[Dataset records on visual material]
+ + + + +

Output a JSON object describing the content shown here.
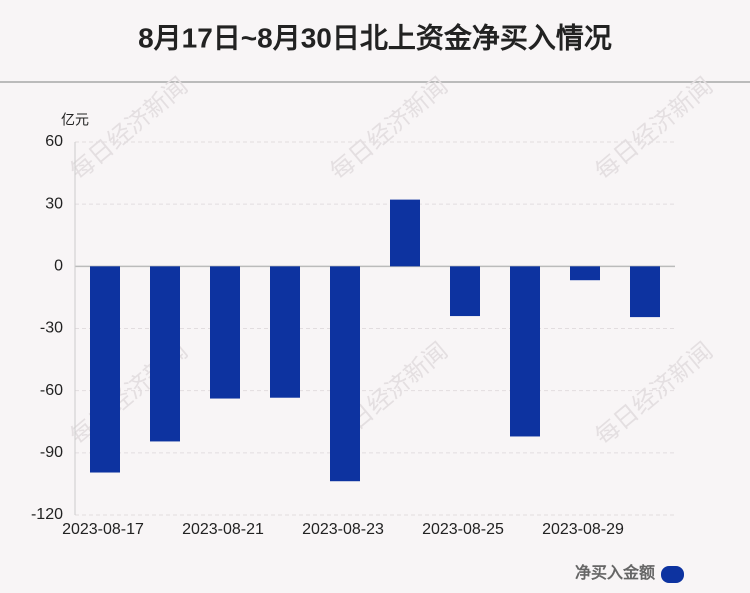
{
  "chart_data": {
    "type": "bar",
    "title": "8月17日~8月30日北上资金净买入情况",
    "y_unit": "亿元",
    "watermark": "每日经济新闻",
    "categories": [
      "2023-08-17",
      null,
      "2023-08-21",
      null,
      "2023-08-23",
      null,
      "2023-08-25",
      null,
      "2023-08-29",
      null
    ],
    "series": [
      {
        "name": "净买入金额",
        "color": "#0d33a0",
        "values": [
          -99.5,
          -84.5,
          -63.8,
          -63.4,
          -103.7,
          32.2,
          -24.0,
          -82.1,
          -6.7,
          -24.5
        ]
      }
    ],
    "ylim": [
      -120,
      60
    ],
    "yticks": [
      -120,
      -90,
      -60,
      -30,
      0,
      30,
      60
    ],
    "grid": true,
    "legend": "bottom-right"
  }
}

+ + + + +

* Exercise *
Copy every record above exactly, leaving out the pictures.

* The reply *
Output a JSON object describing the content shown here.
{
  "chart_data": {
    "type": "bar",
    "title": "8月17日~8月30日北上资金净买入情况",
    "y_unit": "亿元",
    "watermark": "每日经济新闻",
    "categories": [
      "2023-08-17",
      null,
      "2023-08-21",
      null,
      "2023-08-23",
      null,
      "2023-08-25",
      null,
      "2023-08-29",
      null
    ],
    "series": [
      {
        "name": "净买入金额",
        "color": "#0d33a0",
        "values": [
          -99.5,
          -84.5,
          -63.8,
          -63.4,
          -103.7,
          32.2,
          -24.0,
          -82.1,
          -6.7,
          -24.5
        ]
      }
    ],
    "ylim": [
      -120,
      60
    ],
    "yticks": [
      -120,
      -90,
      -60,
      -30,
      0,
      30,
      60
    ],
    "grid": true,
    "legend": "bottom-right"
  }
}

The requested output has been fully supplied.